## Written exercise
Repeat, without any change, the entries presented below.

## Dataset content
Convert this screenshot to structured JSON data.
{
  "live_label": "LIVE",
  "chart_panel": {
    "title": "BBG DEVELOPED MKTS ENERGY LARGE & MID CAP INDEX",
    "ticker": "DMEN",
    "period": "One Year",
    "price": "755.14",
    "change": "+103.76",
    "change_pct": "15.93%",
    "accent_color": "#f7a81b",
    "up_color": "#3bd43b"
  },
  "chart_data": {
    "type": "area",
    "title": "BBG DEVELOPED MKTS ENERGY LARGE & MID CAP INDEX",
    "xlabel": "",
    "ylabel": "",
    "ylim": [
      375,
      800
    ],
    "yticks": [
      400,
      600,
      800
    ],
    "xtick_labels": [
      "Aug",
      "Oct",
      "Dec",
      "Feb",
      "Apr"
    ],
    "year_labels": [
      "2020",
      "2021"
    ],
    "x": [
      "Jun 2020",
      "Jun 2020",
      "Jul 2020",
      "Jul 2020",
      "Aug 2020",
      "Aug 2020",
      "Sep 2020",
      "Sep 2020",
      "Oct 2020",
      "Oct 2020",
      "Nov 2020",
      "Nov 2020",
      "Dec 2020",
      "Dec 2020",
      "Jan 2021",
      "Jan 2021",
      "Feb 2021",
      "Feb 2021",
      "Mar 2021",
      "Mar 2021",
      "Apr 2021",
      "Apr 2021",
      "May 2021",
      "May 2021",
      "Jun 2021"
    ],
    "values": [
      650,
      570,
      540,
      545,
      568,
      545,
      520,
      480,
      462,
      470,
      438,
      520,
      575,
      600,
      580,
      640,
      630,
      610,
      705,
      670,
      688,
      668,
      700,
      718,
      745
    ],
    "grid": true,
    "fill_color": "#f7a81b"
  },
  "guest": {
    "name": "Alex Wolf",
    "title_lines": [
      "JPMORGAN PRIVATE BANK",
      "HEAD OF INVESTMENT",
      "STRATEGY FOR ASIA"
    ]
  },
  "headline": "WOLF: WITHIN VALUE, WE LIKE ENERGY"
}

## Finished exercise
Convert this screenshot to structured JSON data.
{
  "live_label": "LIVE",
  "chart_panel": {
    "title": "BBG DEVELOPED MKTS ENERGY LARGE & MID CAP INDEX",
    "ticker": "DMEN",
    "period": "One Year",
    "price": "755.14",
    "change": "+103.76",
    "change_pct": "15.93%",
    "accent_color": "#f7a81b",
    "up_color": "#3bd43b"
  },
  "chart_data": {
    "type": "area",
    "title": "BBG DEVELOPED MKTS ENERGY LARGE & MID CAP INDEX",
    "xlabel": "",
    "ylabel": "",
    "ylim": [
      375,
      800
    ],
    "yticks": [
      400,
      600,
      800
    ],
    "xtick_labels": [
      "Aug",
      "Oct",
      "Dec",
      "Feb",
      "Apr"
    ],
    "year_labels": [
      "2020",
      "2021"
    ],
    "x": [
      "Jun 2020",
      "Jun 2020",
      "Jul 2020",
      "Jul 2020",
      "Aug 2020",
      "Aug 2020",
      "Sep 2020",
      "Sep 2020",
      "Oct 2020",
      "Oct 2020",
      "Nov 2020",
      "Nov 2020",
      "Dec 2020",
      "Dec 2020",
      "Jan 2021",
      "Jan 2021",
      "Feb 2021",
      "Feb 2021",
      "Mar 2021",
      "Mar 2021",
      "Apr 2021",
      "Apr 2021",
      "May 2021",
      "May 2021",
      "Jun 2021"
    ],
    "values": [
      650,
      570,
      540,
      545,
      568,
      545,
      520,
      480,
      462,
      470,
      438,
      520,
      575,
      600,
      580,
      640,
      630,
      610,
      705,
      670,
      688,
      668,
      700,
      718,
      745
    ],
    "grid": true,
    "fill_color": "#f7a81b"
  },
  "guest": {
    "name": "Alex Wolf",
    "title_lines": [
      "JPMORGAN PRIVATE BANK",
      "HEAD OF INVESTMENT",
      "STRATEGY FOR ASIA"
    ]
  },
  "headline": "WOLF: WITHIN VALUE, WE LIKE ENERGY"
}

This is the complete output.